**Exercise:** Go through the data below line by line and count those containing the word "months". Reply with the count only.

**Material for the task:**
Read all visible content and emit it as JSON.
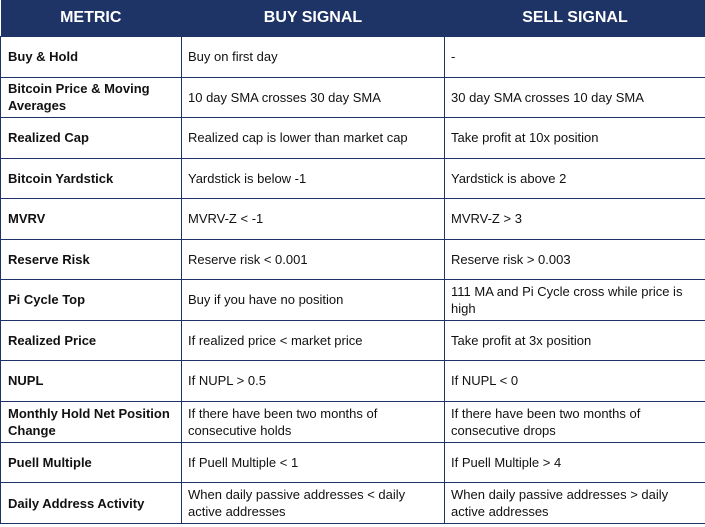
{
  "table": {
    "headers": {
      "metric": "METRIC",
      "buy": "BUY SIGNAL",
      "sell": "SELL SIGNAL"
    },
    "rows": [
      {
        "metric": "Buy & Hold",
        "buy": "Buy on first day",
        "sell": "-"
      },
      {
        "metric": "Bitcoin Price & Moving Averages",
        "buy": "10 day SMA crosses 30 day SMA",
        "sell": "30 day SMA crosses 10 day SMA"
      },
      {
        "metric": "Realized Cap",
        "buy": "Realized cap is lower than market cap",
        "sell": "Take profit at 10x position"
      },
      {
        "metric": "Bitcoin Yardstick",
        "buy": "Yardstick is below -1",
        "sell": "Yardstick is above 2"
      },
      {
        "metric": "MVRV",
        "buy": "MVRV-Z < -1",
        "sell": "MVRV-Z > 3"
      },
      {
        "metric": "Reserve Risk",
        "buy": "Reserve risk < 0.001",
        "sell": "Reserve risk > 0.003"
      },
      {
        "metric": "Pi Cycle Top",
        "buy": "Buy if you have no position",
        "sell": "111 MA and Pi Cycle cross while price is high"
      },
      {
        "metric": "Realized Price",
        "buy": "If realized price < market price",
        "sell": "Take profit at 3x position"
      },
      {
        "metric": "NUPL",
        "buy": "If NUPL > 0.5",
        "sell": "If NUPL < 0"
      },
      {
        "metric": "Monthly Hold Net Position Change",
        "buy": "If there have been two months of consecutive holds",
        "sell": "If there have been two months of consecutive drops"
      },
      {
        "metric": "Puell Multiple",
        "buy": "If Puell Multiple < 1",
        "sell": "If Puell Multiple > 4"
      },
      {
        "metric": "Daily Address Activity",
        "buy": "When daily passive addresses < daily active addresses",
        "sell": "When daily passive addresses > daily active addresses"
      }
    ]
  }
}
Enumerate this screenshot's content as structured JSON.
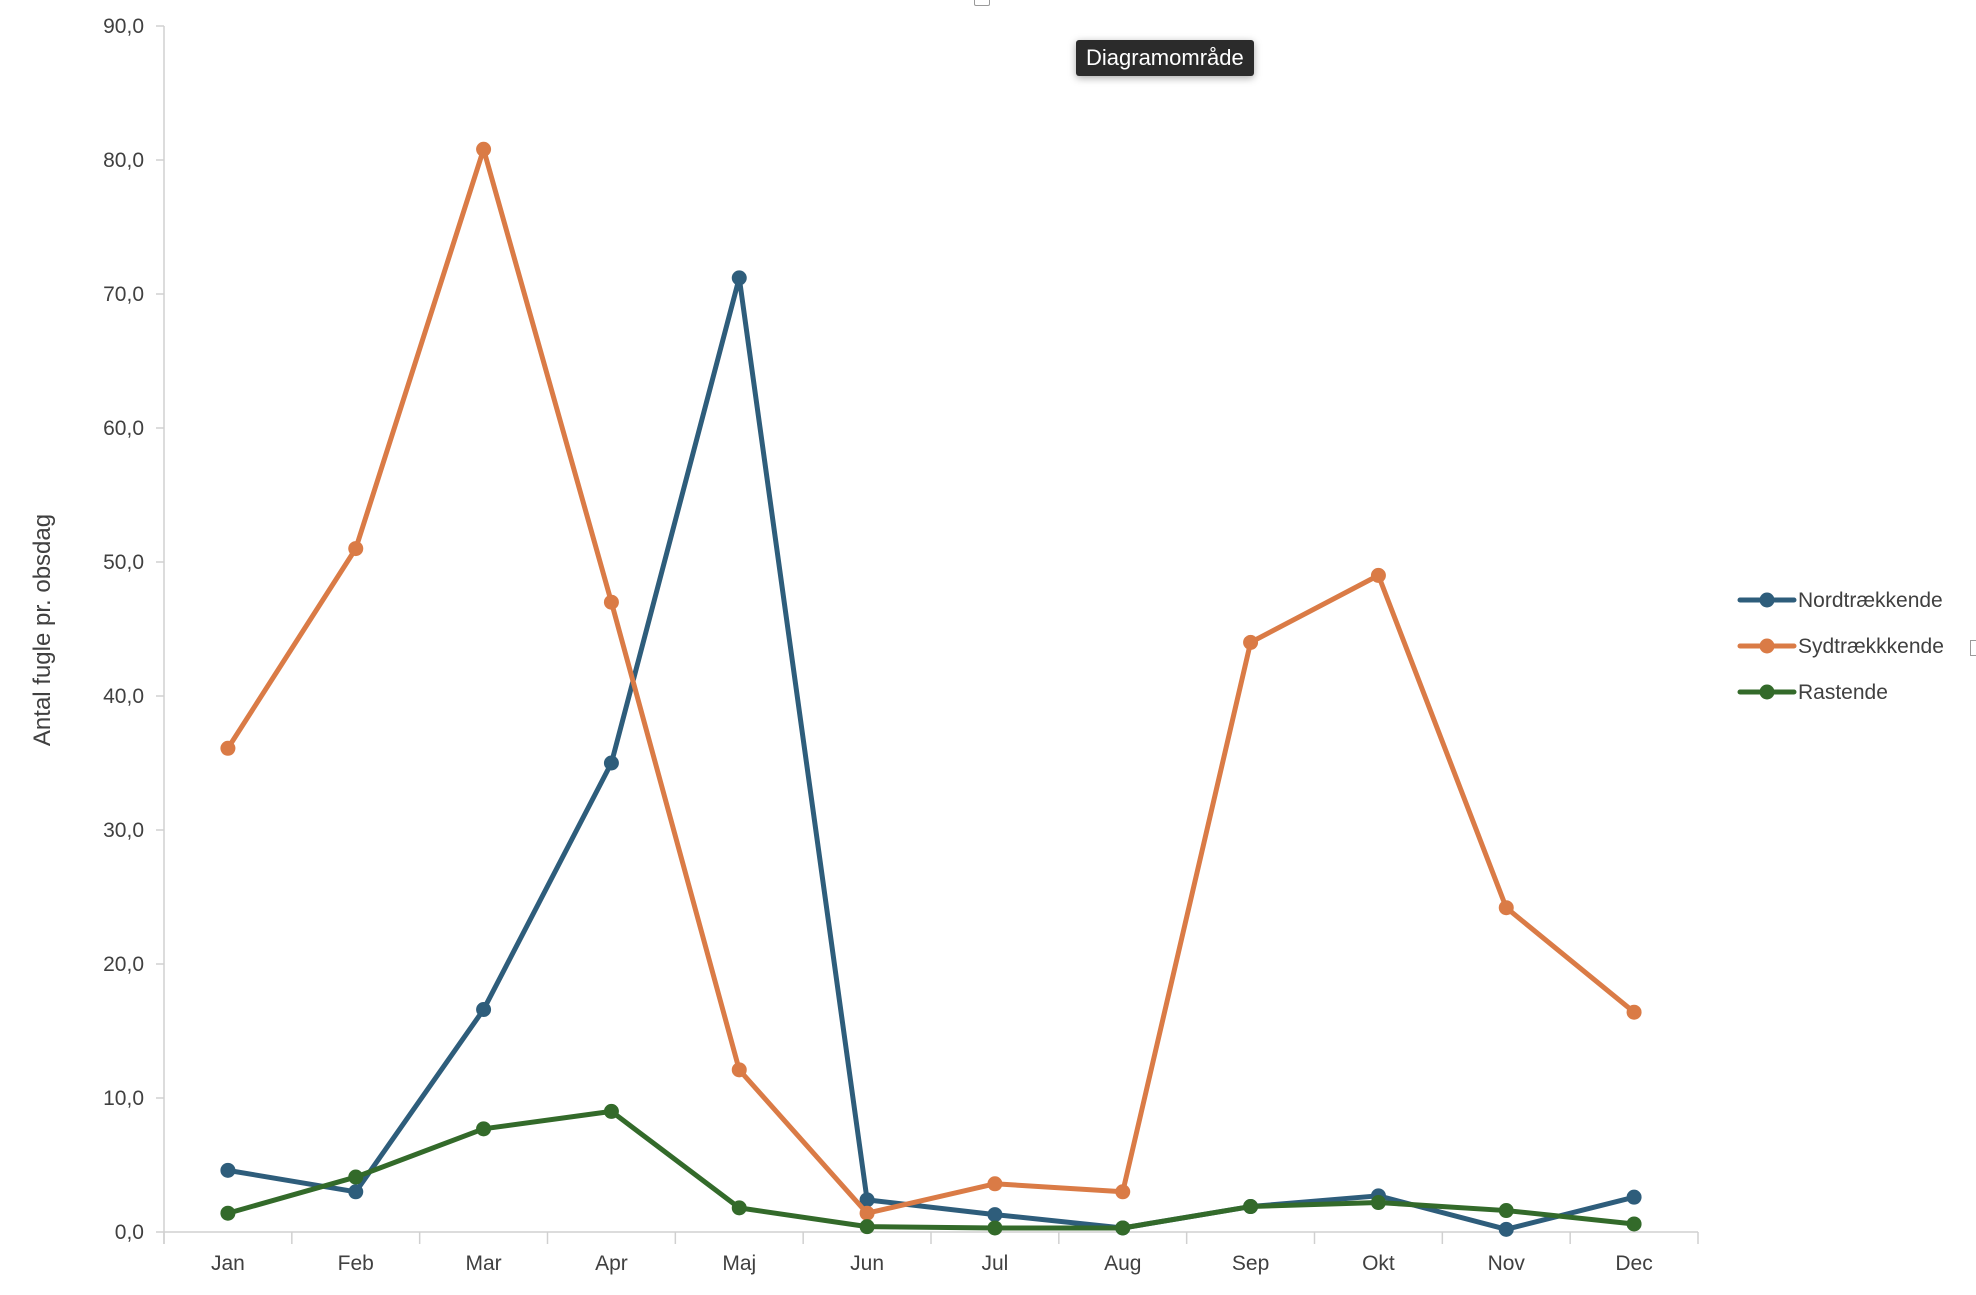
{
  "tooltip": {
    "text": "Diagramområde"
  },
  "chart_data": {
    "type": "line",
    "categories": [
      "Jan",
      "Feb",
      "Mar",
      "Apr",
      "Maj",
      "Jun",
      "Jul",
      "Aug",
      "Sep",
      "Okt",
      "Nov",
      "Dec"
    ],
    "series": [
      {
        "name": "Nordtrækkende",
        "color": "#2e5d7b",
        "values": [
          4.6,
          3.0,
          16.6,
          35.0,
          71.2,
          2.4,
          1.3,
          0.3,
          1.9,
          2.7,
          0.2,
          2.6
        ]
      },
      {
        "name": "Sydtrækkkende",
        "color": "#da7b46",
        "values": [
          36.1,
          51.0,
          80.8,
          47.0,
          12.1,
          1.4,
          3.6,
          3.0,
          44.0,
          49.0,
          24.2,
          16.4
        ]
      },
      {
        "name": "Rastende",
        "color": "#336a2a",
        "values": [
          1.4,
          4.1,
          7.7,
          9.0,
          1.8,
          0.4,
          0.3,
          0.3,
          1.9,
          2.2,
          1.6,
          0.6
        ]
      }
    ],
    "title": "",
    "xlabel": "",
    "ylabel": "Antal fugle pr. obsdag",
    "ylim": [
      0,
      90
    ],
    "yticks": [
      "0,0",
      "10,0",
      "20,0",
      "30,0",
      "40,0",
      "50,0",
      "60,0",
      "70,0",
      "80,0",
      "90,0"
    ],
    "grid": false,
    "legend_position": "right"
  }
}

**Result of this exercise:** 2